* BEGIN *

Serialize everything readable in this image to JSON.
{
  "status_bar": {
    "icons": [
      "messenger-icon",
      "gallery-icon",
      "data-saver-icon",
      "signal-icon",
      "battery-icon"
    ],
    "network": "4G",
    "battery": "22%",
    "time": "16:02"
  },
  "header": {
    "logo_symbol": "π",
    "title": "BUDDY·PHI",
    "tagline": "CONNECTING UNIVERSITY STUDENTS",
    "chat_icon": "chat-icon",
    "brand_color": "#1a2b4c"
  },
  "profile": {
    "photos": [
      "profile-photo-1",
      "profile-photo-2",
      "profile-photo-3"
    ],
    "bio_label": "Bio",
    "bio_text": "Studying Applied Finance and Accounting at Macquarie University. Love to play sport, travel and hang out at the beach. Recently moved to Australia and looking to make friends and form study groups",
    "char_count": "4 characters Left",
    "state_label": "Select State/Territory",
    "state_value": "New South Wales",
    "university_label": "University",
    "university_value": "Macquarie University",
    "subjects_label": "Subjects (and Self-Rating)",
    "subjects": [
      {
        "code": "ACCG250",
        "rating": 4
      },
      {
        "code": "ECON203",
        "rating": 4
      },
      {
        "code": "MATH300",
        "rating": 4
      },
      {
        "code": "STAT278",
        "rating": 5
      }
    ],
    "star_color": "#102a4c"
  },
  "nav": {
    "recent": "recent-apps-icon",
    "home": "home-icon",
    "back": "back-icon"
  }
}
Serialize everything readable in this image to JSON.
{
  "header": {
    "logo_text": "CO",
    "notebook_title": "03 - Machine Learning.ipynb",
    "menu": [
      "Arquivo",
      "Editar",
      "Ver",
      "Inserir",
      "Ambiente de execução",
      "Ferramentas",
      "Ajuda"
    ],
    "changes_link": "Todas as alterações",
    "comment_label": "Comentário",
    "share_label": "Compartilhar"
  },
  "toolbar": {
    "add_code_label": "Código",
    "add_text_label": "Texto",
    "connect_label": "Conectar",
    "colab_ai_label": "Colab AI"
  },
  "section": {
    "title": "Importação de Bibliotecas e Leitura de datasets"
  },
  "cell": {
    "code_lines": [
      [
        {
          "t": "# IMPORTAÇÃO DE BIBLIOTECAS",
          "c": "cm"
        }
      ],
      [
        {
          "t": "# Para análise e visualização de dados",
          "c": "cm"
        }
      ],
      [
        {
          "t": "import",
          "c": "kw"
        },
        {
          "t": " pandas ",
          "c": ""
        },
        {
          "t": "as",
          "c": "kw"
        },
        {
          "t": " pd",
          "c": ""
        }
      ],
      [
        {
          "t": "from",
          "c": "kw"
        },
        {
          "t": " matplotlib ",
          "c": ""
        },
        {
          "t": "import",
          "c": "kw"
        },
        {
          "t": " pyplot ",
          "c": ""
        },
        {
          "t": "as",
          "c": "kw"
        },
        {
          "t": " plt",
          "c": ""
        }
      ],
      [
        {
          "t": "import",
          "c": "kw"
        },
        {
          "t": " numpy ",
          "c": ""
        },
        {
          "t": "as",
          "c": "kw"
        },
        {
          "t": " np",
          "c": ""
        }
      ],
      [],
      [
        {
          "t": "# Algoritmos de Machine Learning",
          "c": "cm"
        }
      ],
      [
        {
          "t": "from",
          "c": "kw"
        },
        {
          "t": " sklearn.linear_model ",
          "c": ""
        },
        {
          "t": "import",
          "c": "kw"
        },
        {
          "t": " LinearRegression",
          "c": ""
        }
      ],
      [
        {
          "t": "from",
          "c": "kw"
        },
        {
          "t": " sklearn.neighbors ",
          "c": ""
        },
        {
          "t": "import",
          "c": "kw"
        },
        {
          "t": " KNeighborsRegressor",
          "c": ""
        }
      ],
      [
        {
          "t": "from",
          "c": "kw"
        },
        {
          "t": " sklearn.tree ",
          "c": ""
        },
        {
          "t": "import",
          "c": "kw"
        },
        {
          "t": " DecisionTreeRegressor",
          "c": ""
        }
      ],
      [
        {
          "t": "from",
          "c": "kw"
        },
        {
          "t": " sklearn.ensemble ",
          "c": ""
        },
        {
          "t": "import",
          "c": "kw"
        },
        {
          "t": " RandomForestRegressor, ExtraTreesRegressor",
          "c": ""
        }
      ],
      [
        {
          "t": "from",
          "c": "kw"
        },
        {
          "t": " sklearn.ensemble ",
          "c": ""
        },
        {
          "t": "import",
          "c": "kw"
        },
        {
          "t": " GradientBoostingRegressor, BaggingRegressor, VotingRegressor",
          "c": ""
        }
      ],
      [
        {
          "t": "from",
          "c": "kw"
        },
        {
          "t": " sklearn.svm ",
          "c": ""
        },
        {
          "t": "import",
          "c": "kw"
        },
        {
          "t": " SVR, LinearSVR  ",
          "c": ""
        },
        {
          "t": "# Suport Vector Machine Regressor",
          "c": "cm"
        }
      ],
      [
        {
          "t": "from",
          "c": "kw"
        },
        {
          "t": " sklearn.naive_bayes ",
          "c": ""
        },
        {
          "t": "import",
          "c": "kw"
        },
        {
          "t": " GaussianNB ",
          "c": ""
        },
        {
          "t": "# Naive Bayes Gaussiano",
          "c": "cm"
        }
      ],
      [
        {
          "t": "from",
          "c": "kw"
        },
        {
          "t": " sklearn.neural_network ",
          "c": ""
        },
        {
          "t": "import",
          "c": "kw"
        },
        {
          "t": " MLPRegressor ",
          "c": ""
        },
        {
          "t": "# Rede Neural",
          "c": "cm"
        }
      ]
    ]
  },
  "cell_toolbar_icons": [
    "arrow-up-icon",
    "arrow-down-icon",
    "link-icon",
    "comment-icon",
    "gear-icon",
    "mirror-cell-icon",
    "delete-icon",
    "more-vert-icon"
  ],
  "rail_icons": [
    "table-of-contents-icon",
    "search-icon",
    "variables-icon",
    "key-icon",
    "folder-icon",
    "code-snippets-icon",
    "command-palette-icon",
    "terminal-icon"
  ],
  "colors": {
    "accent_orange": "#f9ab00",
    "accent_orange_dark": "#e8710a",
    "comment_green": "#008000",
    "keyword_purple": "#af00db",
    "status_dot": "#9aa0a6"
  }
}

* END *

▸ **GIVEN INSTRUCTION**
Go through the entries and return each line where the word "Machine" appears.

▸ **RESPONSE BELOW**
    "notebook_title": "03 - Machine Learning.ipynb",
          "t": "# Algoritmos de Machine Learning",
          "t": "# Suport Vector Machine Regressor",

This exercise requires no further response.